The records below must be retyped exactly.

» **Raw data**:
-----
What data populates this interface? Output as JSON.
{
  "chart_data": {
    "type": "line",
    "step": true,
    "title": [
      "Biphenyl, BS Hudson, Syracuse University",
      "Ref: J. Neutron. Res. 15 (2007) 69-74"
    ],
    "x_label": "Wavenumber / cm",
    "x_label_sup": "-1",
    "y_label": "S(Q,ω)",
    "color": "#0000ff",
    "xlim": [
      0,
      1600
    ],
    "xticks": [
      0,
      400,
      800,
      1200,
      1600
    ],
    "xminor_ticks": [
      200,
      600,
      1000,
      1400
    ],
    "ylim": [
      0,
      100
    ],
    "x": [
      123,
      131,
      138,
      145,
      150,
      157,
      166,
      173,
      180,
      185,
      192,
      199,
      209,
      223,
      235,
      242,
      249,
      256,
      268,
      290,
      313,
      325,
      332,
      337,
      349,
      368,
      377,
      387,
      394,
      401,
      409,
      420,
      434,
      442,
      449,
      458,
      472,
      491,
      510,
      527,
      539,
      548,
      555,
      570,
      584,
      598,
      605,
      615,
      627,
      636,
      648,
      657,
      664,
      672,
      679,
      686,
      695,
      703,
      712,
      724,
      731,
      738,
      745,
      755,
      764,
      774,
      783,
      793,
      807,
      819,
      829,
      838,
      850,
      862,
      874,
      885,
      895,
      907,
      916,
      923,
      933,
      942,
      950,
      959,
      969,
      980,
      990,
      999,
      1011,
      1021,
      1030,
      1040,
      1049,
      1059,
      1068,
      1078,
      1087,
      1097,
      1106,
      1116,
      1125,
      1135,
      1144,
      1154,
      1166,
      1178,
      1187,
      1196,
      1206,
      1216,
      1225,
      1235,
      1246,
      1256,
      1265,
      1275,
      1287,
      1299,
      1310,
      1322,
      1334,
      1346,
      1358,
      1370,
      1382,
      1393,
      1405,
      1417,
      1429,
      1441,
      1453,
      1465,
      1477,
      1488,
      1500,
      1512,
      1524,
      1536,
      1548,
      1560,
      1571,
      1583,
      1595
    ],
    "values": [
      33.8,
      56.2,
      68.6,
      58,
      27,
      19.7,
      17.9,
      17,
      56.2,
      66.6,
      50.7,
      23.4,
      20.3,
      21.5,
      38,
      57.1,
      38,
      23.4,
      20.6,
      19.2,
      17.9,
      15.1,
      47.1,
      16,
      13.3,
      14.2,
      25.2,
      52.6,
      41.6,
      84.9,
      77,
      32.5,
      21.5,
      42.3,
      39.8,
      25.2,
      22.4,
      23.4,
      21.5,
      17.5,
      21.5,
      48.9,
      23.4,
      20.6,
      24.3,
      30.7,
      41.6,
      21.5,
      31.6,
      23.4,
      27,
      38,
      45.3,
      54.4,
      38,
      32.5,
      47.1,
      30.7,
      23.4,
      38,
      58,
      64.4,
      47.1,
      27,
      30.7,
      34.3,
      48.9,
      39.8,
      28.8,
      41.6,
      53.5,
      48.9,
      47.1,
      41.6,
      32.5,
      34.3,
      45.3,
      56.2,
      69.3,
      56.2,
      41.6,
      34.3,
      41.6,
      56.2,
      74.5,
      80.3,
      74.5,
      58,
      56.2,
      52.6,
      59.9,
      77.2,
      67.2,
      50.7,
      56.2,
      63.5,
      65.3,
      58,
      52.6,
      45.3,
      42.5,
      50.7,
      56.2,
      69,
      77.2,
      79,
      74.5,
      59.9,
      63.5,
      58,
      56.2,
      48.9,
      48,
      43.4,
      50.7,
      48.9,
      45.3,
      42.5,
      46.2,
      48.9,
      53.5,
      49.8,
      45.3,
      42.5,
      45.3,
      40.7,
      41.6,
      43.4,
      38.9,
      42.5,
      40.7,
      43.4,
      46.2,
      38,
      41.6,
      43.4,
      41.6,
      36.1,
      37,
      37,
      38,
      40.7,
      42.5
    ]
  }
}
-----
» **Task answer**:
What data populates this interface? Output as JSON.
{
  "chart_data": {
    "type": "line",
    "step": true,
    "title": [
      "Biphenyl, BS Hudson, Syracuse University",
      "Ref: J. Neutron. Res. 15 (2007) 69-74"
    ],
    "x_label": "Wavenumber / cm",
    "x_label_sup": "-1",
    "y_label": "S(Q,ω)",
    "color": "#0000ff",
    "xlim": [
      0,
      1600
    ],
    "xticks": [
      0,
      400,
      800,
      1200,
      1600
    ],
    "xminor_ticks": [
      200,
      600,
      1000,
      1400
    ],
    "ylim": [
      0,
      100
    ],
    "x": [
      123,
      131,
      138,
      145,
      150,
      157,
      166,
      173,
      180,
      185,
      192,
      199,
      209,
      223,
      235,
      242,
      249,
      256,
      268,
      290,
      313,
      325,
      332,
      337,
      349,
      368,
      377,
      387,
      394,
      401,
      409,
      420,
      434,
      442,
      449,
      458,
      472,
      491,
      510,
      527,
      539,
      548,
      555,
      570,
      584,
      598,
      605,
      615,
      627,
      636,
      648,
      657,
      664,
      672,
      679,
      686,
      695,
      703,
      712,
      724,
      731,
      738,
      745,
      755,
      764,
      774,
      783,
      793,
      807,
      819,
      829,
      838,
      850,
      862,
      874,
      885,
      895,
      907,
      916,
      923,
      933,
      942,
      950,
      959,
      969,
      980,
      990,
      999,
      1011,
      1021,
      1030,
      1040,
      1049,
      1059,
      1068,
      1078,
      1087,
      1097,
      1106,
      1116,
      1125,
      1135,
      1144,
      1154,
      1166,
      1178,
      1187,
      1196,
      1206,
      1216,
      1225,
      1235,
      1246,
      1256,
      1265,
      1275,
      1287,
      1299,
      1310,
      1322,
      1334,
      1346,
      1358,
      1370,
      1382,
      1393,
      1405,
      1417,
      1429,
      1441,
      1453,
      1465,
      1477,
      1488,
      1500,
      1512,
      1524,
      1536,
      1548,
      1560,
      1571,
      1583,
      1595
    ],
    "values": [
      33.8,
      56.2,
      68.6,
      58,
      27,
      19.7,
      17.9,
      17,
      56.2,
      66.6,
      50.7,
      23.4,
      20.3,
      21.5,
      38,
      57.1,
      38,
      23.4,
      20.6,
      19.2,
      17.9,
      15.1,
      47.1,
      16,
      13.3,
      14.2,
      25.2,
      52.6,
      41.6,
      84.9,
      77,
      32.5,
      21.5,
      42.3,
      39.8,
      25.2,
      22.4,
      23.4,
      21.5,
      17.5,
      21.5,
      48.9,
      23.4,
      20.6,
      24.3,
      30.7,
      41.6,
      21.5,
      31.6,
      23.4,
      27,
      38,
      45.3,
      54.4,
      38,
      32.5,
      47.1,
      30.7,
      23.4,
      38,
      58,
      64.4,
      47.1,
      27,
      30.7,
      34.3,
      48.9,
      39.8,
      28.8,
      41.6,
      53.5,
      48.9,
      47.1,
      41.6,
      32.5,
      34.3,
      45.3,
      56.2,
      69.3,
      56.2,
      41.6,
      34.3,
      41.6,
      56.2,
      74.5,
      80.3,
      74.5,
      58,
      56.2,
      52.6,
      59.9,
      77.2,
      67.2,
      50.7,
      56.2,
      63.5,
      65.3,
      58,
      52.6,
      45.3,
      42.5,
      50.7,
      56.2,
      69,
      77.2,
      79,
      74.5,
      59.9,
      63.5,
      58,
      56.2,
      48.9,
      48,
      43.4,
      50.7,
      48.9,
      45.3,
      42.5,
      46.2,
      48.9,
      53.5,
      49.8,
      45.3,
      42.5,
      45.3,
      40.7,
      41.6,
      43.4,
      38.9,
      42.5,
      40.7,
      43.4,
      46.2,
      38,
      41.6,
      43.4,
      41.6,
      36.1,
      37,
      37,
      38,
      40.7,
      42.5
    ]
  }
}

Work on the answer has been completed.